● Prompt 1:
From the NAVLE toxicology guide, repeat word for word the stretch from "NAVLE Toxicology: Common" through "on the table.".
● Prompt 2:
According to the NAVLE toxicology guide, what clinical syndrome results from organophosphate and carbamate poisoning?
● Prompt 3:
Put this sentence from the NAVLE toxicology guide into Spanish: "Toxicology shows up on roughly 5–8% of the NAVLE."

● Selected excerpt:
################

NAVLE Toxicology: Common Poisons, Mechanisms & Antidotes
Toxicology shows up on roughly 5–8% of the NAVLE. That is 18–28 questions out of 360. Most of it clusters around 15–20 toxins that rotate through exams year after year. Know these cold and you are not leaving points on the table.
How Toxicology Appears on the NAVLE
The exam hits toxicology in three ways. First: a dog or cat presents with clinical signs and you have to name the toxin. Second: the toxin is named and you pick the antidote or explain the mechanism. Third: species-specific susceptibility—which animal cannot handle this exposure. Each type requires a different knowledge layer, and the fastest way to get all three right is to organize your learning by mechanism rather than by toxin name.
Top Toxins by Mechanism
Category 1: Cholinesterase Inhibitors — Organophosphates & Carbamates
These are the classic farm and insecticide toxins. Organophosphates (chlorpyrifos, malathion, diazinon) and carbamates (carbaryl, methomyl) both inhibit acetylcholinesterase, letting acetylcholine pile up at every synapse it touches. The clinical result is the SLUD syndrome: salivation, lacrimation, urination, defecation. Add miosis, bradycardia, and bronchospasm on the muscarinic side; muscle fasciculations and weakness on the nicotinic side.

################

● Records:

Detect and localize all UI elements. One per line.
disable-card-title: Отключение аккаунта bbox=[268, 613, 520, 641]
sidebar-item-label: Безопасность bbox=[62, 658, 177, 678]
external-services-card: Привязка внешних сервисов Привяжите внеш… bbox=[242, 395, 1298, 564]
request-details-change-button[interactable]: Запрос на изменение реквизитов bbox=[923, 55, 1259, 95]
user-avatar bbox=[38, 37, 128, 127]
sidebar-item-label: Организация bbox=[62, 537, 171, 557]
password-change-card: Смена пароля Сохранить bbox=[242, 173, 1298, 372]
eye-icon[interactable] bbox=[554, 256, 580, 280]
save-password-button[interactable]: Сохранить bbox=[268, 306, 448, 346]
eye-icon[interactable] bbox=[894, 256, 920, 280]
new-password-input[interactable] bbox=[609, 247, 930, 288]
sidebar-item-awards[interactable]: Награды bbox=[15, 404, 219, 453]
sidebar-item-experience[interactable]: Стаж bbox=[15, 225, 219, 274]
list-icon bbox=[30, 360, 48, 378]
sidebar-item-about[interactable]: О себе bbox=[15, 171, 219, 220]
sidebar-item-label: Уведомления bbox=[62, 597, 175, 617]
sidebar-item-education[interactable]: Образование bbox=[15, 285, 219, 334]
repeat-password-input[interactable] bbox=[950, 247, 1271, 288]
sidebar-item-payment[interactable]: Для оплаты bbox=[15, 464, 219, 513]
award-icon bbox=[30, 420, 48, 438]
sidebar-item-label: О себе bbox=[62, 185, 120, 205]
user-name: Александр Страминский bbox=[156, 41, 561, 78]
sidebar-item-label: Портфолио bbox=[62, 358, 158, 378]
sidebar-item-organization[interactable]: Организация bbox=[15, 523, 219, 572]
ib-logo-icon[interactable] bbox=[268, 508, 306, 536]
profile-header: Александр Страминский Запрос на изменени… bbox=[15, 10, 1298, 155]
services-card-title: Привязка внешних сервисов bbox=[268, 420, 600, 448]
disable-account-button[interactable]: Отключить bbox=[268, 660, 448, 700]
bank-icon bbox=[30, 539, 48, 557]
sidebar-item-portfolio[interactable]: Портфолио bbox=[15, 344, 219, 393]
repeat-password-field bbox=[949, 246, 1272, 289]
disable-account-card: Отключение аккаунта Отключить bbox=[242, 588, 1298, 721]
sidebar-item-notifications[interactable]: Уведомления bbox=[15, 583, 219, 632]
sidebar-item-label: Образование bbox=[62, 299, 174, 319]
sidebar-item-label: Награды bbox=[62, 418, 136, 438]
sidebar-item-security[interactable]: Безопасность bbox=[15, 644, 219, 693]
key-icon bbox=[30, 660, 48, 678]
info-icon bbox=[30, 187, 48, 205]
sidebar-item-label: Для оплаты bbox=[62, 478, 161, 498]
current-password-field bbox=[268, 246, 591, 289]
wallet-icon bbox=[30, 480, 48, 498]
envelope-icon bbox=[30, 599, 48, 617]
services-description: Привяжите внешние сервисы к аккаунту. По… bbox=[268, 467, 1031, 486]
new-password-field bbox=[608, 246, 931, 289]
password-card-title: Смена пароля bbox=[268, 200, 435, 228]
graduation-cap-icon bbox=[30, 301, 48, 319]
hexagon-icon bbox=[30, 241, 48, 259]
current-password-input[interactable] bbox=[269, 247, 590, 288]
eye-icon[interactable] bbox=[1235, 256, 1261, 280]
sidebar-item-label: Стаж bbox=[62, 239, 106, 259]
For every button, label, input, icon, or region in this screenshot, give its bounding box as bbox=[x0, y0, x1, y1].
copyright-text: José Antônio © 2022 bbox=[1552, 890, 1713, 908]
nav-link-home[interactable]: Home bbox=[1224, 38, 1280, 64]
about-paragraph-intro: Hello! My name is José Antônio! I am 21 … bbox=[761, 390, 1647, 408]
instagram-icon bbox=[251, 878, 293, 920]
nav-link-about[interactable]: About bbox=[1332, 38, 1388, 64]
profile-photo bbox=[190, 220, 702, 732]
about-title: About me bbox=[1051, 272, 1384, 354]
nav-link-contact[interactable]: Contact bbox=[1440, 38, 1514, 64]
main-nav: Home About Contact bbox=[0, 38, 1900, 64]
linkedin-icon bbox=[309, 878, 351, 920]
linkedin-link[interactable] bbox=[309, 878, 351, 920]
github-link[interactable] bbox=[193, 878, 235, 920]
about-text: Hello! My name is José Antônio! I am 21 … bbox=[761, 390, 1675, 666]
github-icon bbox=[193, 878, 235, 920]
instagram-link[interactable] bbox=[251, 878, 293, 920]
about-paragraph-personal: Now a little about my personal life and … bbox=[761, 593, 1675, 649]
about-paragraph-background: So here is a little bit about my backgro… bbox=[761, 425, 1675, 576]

################

● Answer space 1:
NAVLE Toxicology: Common Poisons, Mechanisms & Antidotes
Toxicology shows up on roughly 5–8% of the NAVLE. That is 18–28 questions out of 360. Most of it clusters around 15–20 toxins that rotate through exams year after year. Know these cold and you are not leaving points on the table.

● Answer space 2:
The SLUD syndrome: salivation, lacrimation, urination, and defecation.

● Answer space 3:
La toxicología aparece en aproximadamente el 5–8 % del NAVLE.